What the exercise asks :: Report every line below that holds the word "semblé".

Data excerpts ::
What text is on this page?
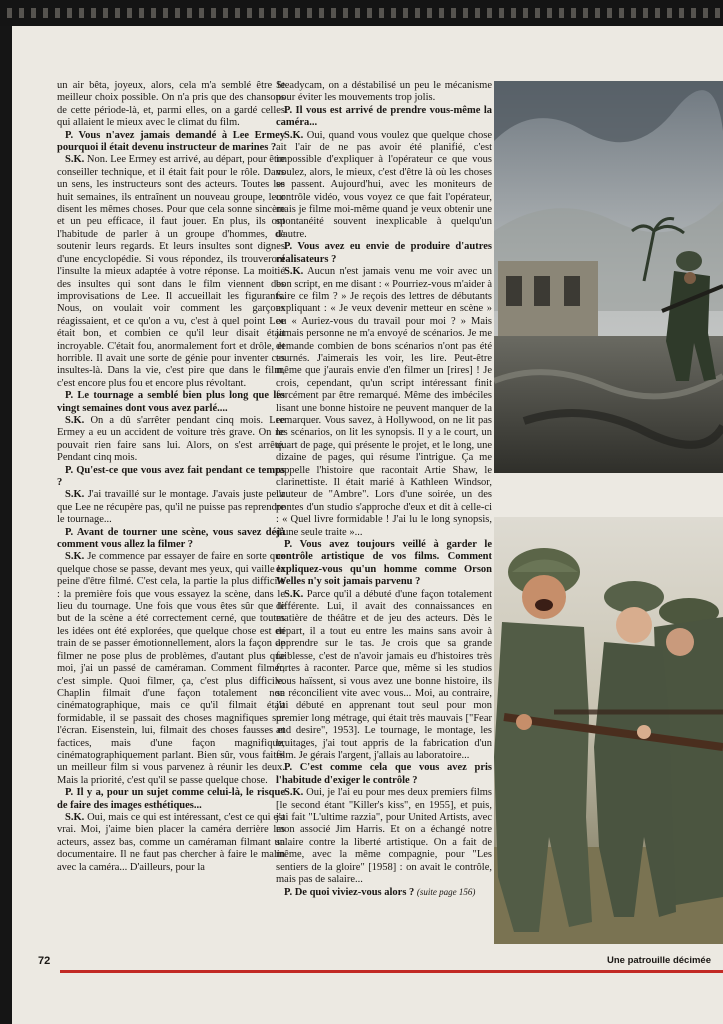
un air bêta, joyeux, alors, cela m'a semblé être le meilleur choix possible. On n'a pris que des chansons de cette période-là, et, parmi elles, on a gardé celles qui allaient le mieux avec le climat du film.

P. Vous n'avez jamais demandé à Lee Ermey pourquoi il était devenu instructeur de marines ?

S.K. Non. Lee Ermey est arrivé, au départ, pour être conseiller technique, et il était fait pour le rôle. Dans un sens, les instructeurs sont des acteurs. Toutes les huit semaines, ils entraînent un nouveau groupe, leur disent les mêmes choses. Pour que cela sonne sincère et un peu efficace, il faut jouer. En plus, ils ont l'habitude de parler à un groupe d'hommes, de soutenir leurs regards. Et leurs insultes sont dignes d'une encyclopédie. Si vous répondez, ils trouveront l'insulte la mieux adaptée à votre réponse. La moitié des insultes qui sont dans le film viennent des improvisations de Lee. Il accueillait les figurants. Nous, on voulait voir comment les garçons réagissaient, et ce qu'on a vu, c'est à quel point Lee était bon, et combien ce qu'il leur disait était incroyable. C'était fou, anormalement fort et drôle, et horrible. Il avait une sorte de génie pour inventer ces insultes-là. Dans la vie, c'est pire que dans le film, c'est encore plus fou et encore plus révoltant.

P. Le tournage a semblé bien plus long que les vingt semaines dont vous avez parlé....

S.K. On a dû s'arrêter pendant cinq mois. Lee Ermey a eu un accident de voiture très grave. On ne pouvait rien faire sans lui. Alors, on s'est arrêté. Pendant cinq mois.

P. Qu'est-ce que vous avez fait pendant ce temps ?

S.K. J'ai travaillé sur le montage. J'avais juste peur que Lee ne récupère pas, qu'il ne puisse pas reprendre le tournage...

P. Avant de tourner une scène, vous savez déjà comment vous allez la filmer ?

S.K. Je commence par essayer de faire en sorte que quelque chose se passe, devant mes yeux, qui vaille la peine d'être filmé. C'est cela, la partie la plus difficile : la première fois que vous essayez la scène, dans le lieu du tournage. Une fois que vous êtes sûr que le but de la scène a été correctement cerné, que toutes les idées ont été explorées, que quelque chose est en train de se passer émotionnellement, alors la façon de filmer ne pose plus de problèmes, d'autant plus que moi, j'ai un passé de caméraman. Comment filmer, c'est simple. Quoi filmer, ça, c'est plus difficile. Chaplin filmait d'une façon totalement non cinématographique, mais ce qu'il filmait était formidable, il se passait des choses magnifiques sur l'écran. Eisenstein, lui, filmait des choses fausses et factices, mais d'une façon magnifique, cinématographiquement parlant. Bien sûr, vous faites un meilleur film si vous parvenez à réunir les deux. Mais la priorité, c'est qu'il se passe quelque chose.

P. Il y a, pour un sujet comme celui-là, le risque de faire des images esthétiques...

S.K. Oui, mais ce qui est intéressant, c'est ce qui est vrai. Moi, j'aime bien placer la caméra derrière les acteurs, assez bas, comme un caméraman filmant un documentaire. Il ne faut pas chercher à faire le malin avec la caméra... D'ailleurs, pour la

Steadycam, on a déstabilisé un peu le mécanisme pour éviter les mouvements trop jolis.

P. Il vous est arrivé de prendre vous-même la caméra...

S.K. Oui, quand vous voulez que quelque chose ait l'air de ne pas avoir été planifié, c'est impossible d'expliquer à l'opérateur ce que vous voulez, alors, le mieux, c'est d'être là où les choses se passent. Aujourd'hui, avec les moniteurs de contrôle vidéo, vous voyez ce que fait l'opérateur, mais je filme moi-même quand je veux obtenir une spontanéité souvent inexplicable à quelqu'un d'autre.

P. Vous avez eu envie de produire d'autres réalisateurs ?

S.K. Aucun n'est jamais venu me voir avec un bon script, en me disant : « Pourriez-vous m'aider à faire ce film ? » Je reçois des lettres de débutants expliquant : « Je veux devenir metteur en scène » ou « Auriez-vous du travail pour moi ? » Mais jamais personne ne m'a envoyé de scénarios. Je me demande combien de bons scénarios n'ont pas été tournés. J'aimerais les voir, les lire. Peut-être même que j'aurais envie d'en filmer un [rires] ! Je crois, cependant, qu'un script intéressant finit forcément par être remarqué. Même des imbéciles lisant une bonne histoire ne peuvent manquer de la remarquer. Vous savez, à Hollywood, on ne lit pas les scénarios, on lit les synopsis. Il y a le court, un quart de page, qui présente le projet, et le long, une dizaine de pages, qui résume l'intrigue. Ça me rappelle l'histoire que racontait Artie Shaw, le clarinettiste. Il était marié à Kathleen Windsor, l'auteur de "Ambre". Lors d'une soirée, un des pontes d'un studio s'approche d'eux et dit à celle-ci : « Quel livre formidable ! J'ai lu le long synopsis, d'une seule traite »...

P. Vous avez toujours veillé à garder le contrôle artistique de vos films. Comment expliquez-vous qu'un homme comme Orson Welles n'y soit jamais parvenu ?

S.K. Parce qu'il a débuté d'une façon totalement différente. Lui, il avait des connaissances en matière de théâtre et de jeu des acteurs. Dès le départ, il a tout eu entre les mains sans avoir à apprendre sur le tas. Je crois que sa grande faiblesse, c'est de n'avoir jamais eu d'histoires très fortes à raconter. Parce que, même si les studios vous haïssent, si vous avez une bonne histoire, ils se réconcilient vite avec vous... Moi, au contraire, j'ai débuté en apprenant tout seul pour mon premier long métrage, qui était très mauvais ["Fear and desire", 1953]. Le tournage, le montage, les bruitages, j'ai tout appris de la fabrication d'un film. Je gérais l'argent, j'allais au laboratoire...

P. C'est comme cela que vous avez pris l'habitude d'exiger le contrôle ?

S.K. Oui, je l'ai eu pour mes deux premiers films [le second étant "Killer's kiss", en 1955], et puis, j'ai fait "L'ultime razzia", pour United Artists, avec mon associé Jim Harris. Et on a échangé notre salaire contre la liberté artistique. On a fait de même, avec la même compagnie, pour "Les sentiers de la gloire" [1958] : on avait le contrôle, mais pas de salaire...

P. De quoi viviez-vous alors ? (suite page 156)

72	Une patrouille décimée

Solution to the problem ::
un air bêta, joyeux, alors, cela m'a semblé être le meilleur choix possible. On n'a pris que des chansons de cette période-là, et, parmi elles, on a gardé celles qui allaient le mieux avec le climat du film.
P. Le tournage a semblé bien plus long que les vingt semaines dont vous avez parlé....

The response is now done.